• **Work instructions**
Count how many lines of the data below contain the string "pabula"; the reply should be that number alone.

• **Task material**
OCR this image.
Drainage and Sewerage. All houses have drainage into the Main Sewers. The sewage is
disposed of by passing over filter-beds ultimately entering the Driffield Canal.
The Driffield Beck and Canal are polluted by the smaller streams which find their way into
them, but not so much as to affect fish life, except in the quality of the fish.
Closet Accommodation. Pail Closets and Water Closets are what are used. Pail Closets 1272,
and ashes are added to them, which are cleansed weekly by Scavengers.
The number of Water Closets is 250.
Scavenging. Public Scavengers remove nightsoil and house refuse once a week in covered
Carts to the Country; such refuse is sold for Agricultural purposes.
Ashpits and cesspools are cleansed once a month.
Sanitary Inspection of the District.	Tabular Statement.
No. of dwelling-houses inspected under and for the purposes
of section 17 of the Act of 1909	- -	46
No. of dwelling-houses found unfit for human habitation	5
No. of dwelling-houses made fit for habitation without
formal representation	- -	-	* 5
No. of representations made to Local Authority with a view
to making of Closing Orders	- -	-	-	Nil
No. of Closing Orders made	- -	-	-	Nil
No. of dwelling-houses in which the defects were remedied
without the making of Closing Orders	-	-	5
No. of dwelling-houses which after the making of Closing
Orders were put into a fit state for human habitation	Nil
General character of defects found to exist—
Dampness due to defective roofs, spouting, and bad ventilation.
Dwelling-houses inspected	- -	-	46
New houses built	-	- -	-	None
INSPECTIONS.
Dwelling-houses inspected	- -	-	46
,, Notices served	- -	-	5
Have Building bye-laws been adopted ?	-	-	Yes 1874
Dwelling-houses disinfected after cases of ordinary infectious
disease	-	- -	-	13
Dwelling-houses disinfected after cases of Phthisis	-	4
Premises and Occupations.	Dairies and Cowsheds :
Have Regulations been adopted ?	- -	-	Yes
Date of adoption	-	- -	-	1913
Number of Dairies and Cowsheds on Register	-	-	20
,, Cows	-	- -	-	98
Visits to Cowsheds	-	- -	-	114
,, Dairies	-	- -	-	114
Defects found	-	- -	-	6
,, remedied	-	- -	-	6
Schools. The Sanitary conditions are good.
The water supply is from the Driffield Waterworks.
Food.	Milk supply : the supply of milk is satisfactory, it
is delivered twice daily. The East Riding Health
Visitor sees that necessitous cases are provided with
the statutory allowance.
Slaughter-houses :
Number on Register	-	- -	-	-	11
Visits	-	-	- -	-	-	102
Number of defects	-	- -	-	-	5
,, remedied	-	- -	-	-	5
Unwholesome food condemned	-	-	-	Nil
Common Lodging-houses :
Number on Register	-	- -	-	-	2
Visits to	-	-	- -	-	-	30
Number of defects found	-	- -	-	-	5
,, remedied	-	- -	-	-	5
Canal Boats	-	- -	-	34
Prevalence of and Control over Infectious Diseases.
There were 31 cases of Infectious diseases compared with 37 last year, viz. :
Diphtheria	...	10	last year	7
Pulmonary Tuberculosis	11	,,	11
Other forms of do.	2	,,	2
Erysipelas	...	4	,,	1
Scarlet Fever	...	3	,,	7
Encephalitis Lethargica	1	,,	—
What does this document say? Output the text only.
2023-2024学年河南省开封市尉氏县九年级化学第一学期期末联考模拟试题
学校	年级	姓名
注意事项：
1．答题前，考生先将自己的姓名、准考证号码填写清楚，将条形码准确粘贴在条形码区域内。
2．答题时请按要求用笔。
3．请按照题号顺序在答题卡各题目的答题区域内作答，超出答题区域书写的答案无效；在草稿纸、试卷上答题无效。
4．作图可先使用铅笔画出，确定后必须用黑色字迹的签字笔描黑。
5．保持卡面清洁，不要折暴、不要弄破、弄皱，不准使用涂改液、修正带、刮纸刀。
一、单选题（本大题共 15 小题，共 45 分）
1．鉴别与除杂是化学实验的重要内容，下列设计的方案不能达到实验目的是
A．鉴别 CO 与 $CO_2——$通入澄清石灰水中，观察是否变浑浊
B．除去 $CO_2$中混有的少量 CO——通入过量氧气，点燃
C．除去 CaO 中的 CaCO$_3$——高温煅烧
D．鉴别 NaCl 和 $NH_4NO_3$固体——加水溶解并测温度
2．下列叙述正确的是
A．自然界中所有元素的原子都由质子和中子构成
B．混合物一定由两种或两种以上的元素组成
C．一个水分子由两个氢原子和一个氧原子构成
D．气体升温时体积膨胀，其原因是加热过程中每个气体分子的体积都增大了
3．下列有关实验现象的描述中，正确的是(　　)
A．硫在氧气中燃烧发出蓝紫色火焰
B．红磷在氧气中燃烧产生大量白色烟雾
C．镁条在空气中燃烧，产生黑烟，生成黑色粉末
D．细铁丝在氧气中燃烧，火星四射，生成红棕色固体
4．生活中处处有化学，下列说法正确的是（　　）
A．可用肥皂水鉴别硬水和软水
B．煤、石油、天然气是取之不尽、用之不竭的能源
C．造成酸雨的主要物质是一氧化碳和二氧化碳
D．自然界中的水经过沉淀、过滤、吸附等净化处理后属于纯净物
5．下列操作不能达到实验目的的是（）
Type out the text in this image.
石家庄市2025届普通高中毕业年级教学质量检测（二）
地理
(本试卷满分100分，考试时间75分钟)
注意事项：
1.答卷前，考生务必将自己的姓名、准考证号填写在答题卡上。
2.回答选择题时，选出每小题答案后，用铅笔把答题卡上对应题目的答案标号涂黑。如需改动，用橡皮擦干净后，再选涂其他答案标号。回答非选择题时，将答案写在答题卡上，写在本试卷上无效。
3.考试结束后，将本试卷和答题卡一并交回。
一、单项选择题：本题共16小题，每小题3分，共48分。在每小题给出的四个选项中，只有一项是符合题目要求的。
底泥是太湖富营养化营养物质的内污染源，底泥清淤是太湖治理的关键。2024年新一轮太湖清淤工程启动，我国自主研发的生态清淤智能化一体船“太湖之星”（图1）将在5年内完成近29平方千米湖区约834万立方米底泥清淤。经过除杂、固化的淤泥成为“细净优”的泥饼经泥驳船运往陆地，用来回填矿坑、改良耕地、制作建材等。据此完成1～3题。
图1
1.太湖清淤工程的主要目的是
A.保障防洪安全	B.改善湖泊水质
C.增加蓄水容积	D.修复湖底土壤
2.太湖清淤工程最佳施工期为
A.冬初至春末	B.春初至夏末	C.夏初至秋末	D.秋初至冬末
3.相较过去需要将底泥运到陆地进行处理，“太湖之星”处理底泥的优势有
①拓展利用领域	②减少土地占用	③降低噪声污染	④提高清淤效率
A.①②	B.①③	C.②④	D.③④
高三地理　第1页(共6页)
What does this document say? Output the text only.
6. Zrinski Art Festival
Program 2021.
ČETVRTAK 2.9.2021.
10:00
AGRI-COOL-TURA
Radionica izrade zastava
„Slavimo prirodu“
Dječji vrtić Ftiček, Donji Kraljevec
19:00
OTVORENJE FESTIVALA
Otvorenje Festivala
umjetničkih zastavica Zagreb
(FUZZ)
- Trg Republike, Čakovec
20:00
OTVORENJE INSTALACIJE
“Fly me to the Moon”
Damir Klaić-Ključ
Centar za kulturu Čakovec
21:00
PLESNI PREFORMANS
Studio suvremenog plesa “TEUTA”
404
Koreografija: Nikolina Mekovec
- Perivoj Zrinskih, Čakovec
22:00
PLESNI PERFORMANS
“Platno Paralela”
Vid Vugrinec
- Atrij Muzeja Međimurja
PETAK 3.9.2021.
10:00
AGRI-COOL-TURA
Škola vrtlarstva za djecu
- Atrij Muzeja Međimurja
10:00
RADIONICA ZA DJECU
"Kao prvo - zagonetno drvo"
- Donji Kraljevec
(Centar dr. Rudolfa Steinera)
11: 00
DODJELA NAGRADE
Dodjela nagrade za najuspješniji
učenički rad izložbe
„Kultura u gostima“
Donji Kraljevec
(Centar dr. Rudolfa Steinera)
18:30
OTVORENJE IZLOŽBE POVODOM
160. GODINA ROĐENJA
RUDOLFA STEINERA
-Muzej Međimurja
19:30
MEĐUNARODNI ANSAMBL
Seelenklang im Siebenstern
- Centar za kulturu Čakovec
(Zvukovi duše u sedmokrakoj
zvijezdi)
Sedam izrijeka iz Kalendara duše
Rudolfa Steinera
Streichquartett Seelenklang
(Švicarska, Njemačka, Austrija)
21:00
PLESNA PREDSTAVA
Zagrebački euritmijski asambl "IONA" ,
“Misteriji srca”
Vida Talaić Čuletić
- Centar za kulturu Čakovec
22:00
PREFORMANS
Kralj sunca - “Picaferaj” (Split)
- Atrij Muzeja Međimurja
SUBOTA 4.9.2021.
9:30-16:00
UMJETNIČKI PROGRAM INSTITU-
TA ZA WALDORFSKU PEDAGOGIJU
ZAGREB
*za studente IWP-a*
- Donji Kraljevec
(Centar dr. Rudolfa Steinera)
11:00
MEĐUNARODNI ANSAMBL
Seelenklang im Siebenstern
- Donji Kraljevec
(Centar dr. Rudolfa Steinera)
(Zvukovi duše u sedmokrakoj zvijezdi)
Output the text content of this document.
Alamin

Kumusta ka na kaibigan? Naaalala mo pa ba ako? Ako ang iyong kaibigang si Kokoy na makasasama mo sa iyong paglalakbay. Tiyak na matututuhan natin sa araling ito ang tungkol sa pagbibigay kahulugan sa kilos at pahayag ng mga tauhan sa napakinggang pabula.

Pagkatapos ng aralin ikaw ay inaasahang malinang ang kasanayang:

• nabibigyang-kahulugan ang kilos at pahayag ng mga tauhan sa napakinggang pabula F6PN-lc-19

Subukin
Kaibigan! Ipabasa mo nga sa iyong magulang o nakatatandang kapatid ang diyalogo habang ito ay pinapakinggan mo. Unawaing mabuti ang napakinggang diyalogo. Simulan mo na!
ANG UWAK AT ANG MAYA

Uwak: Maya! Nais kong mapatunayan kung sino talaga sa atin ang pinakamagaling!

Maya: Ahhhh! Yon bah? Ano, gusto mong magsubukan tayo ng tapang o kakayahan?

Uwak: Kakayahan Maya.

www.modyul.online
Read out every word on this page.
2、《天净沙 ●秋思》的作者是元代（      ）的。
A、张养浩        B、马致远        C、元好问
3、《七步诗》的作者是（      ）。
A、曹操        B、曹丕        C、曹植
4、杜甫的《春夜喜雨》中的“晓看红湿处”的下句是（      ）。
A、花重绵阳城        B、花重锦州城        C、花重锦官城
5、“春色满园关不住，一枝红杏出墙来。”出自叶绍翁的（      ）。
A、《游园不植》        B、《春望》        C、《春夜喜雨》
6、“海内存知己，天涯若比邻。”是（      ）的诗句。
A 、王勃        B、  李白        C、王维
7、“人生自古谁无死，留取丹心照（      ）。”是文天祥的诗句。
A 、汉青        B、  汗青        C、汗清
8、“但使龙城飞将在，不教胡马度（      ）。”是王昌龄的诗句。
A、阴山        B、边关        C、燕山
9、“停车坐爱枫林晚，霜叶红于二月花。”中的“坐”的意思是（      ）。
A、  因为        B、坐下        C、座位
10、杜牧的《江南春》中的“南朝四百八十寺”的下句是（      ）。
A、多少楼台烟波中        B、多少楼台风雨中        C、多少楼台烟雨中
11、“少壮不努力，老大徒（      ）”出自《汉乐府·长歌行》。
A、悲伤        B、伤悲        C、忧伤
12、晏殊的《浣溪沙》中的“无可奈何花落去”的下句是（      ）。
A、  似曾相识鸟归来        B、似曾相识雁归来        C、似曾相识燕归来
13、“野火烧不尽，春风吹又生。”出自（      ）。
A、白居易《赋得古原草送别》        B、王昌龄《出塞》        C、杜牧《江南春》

• **Exercise response**
2